Provided text
DEBUG commands defined in DAT strings
A question came up in the March 16th P2 discussion as to whether or not you could store DEBUG statements in DAT strings rather than hard-coded statements. Turns out the answer is Yes, but I've found some limitations with this method using both PNut_v35j and PropTool 2.5.3
I've attached an example Spin2 program using DEBUG SCOPE commands that I used for these experiments. I've documented in the Spin2 file the exceptions I've found when using DAT strings to hold the DEBUG statements/definitions. The following screenshot shows that there are a few DEBUG commands that don't expand correctly. See the softScope debug text output example in the image below, it shows the un-expanded commands:
jonnymac also recently submitted another example of using DAT strings to hold DEBUG PLOT statements/definitions.
Comments
Yeah, it only works for literal strings. You'd have to do your own variable-to-number-string conversions.

Activities
#1 Transcribe the part of the post on DEBUG commands in DAT strings starting with "DEBUG commands defined" and going on through "DEBUG PLOT statements/definitions.".
#2 Please continue the post on DEBUG commands in DAT strings from the point where it stops.

(Document structure recognition data)
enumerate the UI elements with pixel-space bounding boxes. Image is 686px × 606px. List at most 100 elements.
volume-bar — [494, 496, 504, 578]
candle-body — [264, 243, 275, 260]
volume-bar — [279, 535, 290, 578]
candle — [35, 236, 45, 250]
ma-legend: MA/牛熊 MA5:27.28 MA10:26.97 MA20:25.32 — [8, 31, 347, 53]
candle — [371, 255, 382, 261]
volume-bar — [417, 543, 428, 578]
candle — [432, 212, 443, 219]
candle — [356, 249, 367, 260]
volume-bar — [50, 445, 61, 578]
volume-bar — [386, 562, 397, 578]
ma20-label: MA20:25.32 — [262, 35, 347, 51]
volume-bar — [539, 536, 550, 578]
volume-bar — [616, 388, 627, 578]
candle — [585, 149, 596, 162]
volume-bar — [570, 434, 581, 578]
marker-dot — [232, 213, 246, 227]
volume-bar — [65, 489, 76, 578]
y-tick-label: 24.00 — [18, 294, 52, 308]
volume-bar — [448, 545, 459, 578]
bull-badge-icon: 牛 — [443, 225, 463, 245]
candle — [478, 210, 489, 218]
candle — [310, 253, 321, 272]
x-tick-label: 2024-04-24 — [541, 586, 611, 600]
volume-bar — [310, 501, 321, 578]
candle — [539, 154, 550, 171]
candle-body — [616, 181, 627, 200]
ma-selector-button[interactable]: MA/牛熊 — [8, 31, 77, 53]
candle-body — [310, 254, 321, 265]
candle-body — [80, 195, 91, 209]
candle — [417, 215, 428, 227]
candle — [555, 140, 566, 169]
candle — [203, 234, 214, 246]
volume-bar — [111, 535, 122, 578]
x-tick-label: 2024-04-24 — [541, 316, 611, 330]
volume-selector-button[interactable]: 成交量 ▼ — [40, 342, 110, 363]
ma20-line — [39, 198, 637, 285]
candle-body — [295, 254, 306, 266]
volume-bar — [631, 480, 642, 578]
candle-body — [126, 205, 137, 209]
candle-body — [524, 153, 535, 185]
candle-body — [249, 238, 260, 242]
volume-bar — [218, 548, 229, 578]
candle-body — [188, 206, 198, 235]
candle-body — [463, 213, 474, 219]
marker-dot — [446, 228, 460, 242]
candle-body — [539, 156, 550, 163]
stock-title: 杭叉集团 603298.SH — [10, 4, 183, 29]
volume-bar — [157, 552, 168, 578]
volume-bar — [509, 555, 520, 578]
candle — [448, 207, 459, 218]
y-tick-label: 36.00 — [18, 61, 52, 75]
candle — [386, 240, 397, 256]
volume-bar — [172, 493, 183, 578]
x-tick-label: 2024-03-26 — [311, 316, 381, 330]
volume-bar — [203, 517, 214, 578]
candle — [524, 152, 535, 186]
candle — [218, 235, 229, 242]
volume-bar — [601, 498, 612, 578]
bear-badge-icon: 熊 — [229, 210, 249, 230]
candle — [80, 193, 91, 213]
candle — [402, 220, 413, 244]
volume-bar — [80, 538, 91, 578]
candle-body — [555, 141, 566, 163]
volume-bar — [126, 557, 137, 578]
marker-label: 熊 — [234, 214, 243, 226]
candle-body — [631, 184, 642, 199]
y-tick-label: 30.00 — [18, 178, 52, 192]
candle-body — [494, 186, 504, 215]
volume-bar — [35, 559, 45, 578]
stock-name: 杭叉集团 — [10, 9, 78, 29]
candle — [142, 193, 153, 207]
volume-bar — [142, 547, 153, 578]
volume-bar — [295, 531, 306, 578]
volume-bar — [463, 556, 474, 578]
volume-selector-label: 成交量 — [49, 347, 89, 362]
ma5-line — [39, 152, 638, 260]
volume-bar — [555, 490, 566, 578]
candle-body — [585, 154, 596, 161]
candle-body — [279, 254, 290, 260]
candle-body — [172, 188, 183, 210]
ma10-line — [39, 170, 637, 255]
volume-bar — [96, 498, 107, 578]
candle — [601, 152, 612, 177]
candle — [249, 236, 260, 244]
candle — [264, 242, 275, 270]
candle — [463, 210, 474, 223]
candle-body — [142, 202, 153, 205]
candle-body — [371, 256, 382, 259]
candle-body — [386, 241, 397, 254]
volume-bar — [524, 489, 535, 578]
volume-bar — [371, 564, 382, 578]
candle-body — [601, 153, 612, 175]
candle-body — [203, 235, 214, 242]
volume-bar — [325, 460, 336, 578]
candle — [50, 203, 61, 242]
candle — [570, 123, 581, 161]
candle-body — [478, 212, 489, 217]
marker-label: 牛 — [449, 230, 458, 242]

Answers for the exercise
#1
DEBUG commands defined in DAT strings
A question came up in the March 16th P2 discussion as to whether or not you could store DEBUG statements in DAT strings rather than hard-coded statements. Turns out the answer is Yes, but I've found some limitations with this method using both PNut_v35j and PropTool 2.5.3
I've attached an example Spin2 program using DEBUG SCOPE commands that I used for these experiments. I've documented in the Spin2 file the exceptions I've found when using DAT strings to hold the DEBUG statements/definitions. The following screenshot shows that there are a few DEBUG commands that don't expand correctly. See the softScope debug text output example in the image below, it shows the un-expanded commands:
jonnymac also recently submitted another example of using DAT strings to hold DEBUG PLOT statements/definitions.

#2
As the question came from me, I feel free to use this thread. Just let me know if you have other plans for the thread. (Especialy because I also would like to see some trouble to get shooted in the stuff I attached).
So, the idea was to have a general purpose object, which can easily be reused in different projects. The code I attached only shows a draft, which kind of works and gives a rough picture of what I am thinking of.
In my first try I simply used debug( @buffer ) because I had a demo running which enclosed the debug-string in some double quotes and the double quote thing ran, the @buffer thing of course did not.
So, the missing link I've learned about yesterday was the ZSTR_ with the underscore. Sometimes things are burried so deep inside of the documents ;o) and those heads-ups are needed.
Of course the inline PASM which reads the samples needs to become much more clever to be worth a generalization.
What does not work at the end of this day is, that the sample() produces more than one sample. The main program actually loops over 52 different values and waits a while between each byte. The sample throws a lot of debug output, but it always seems to be the same no matter what I try. And I would even expect it to wait until next trigger occurs.
The demo code currently uses Pins 8 to 11 as output, so change it if that conflicts with some hardware you attached there.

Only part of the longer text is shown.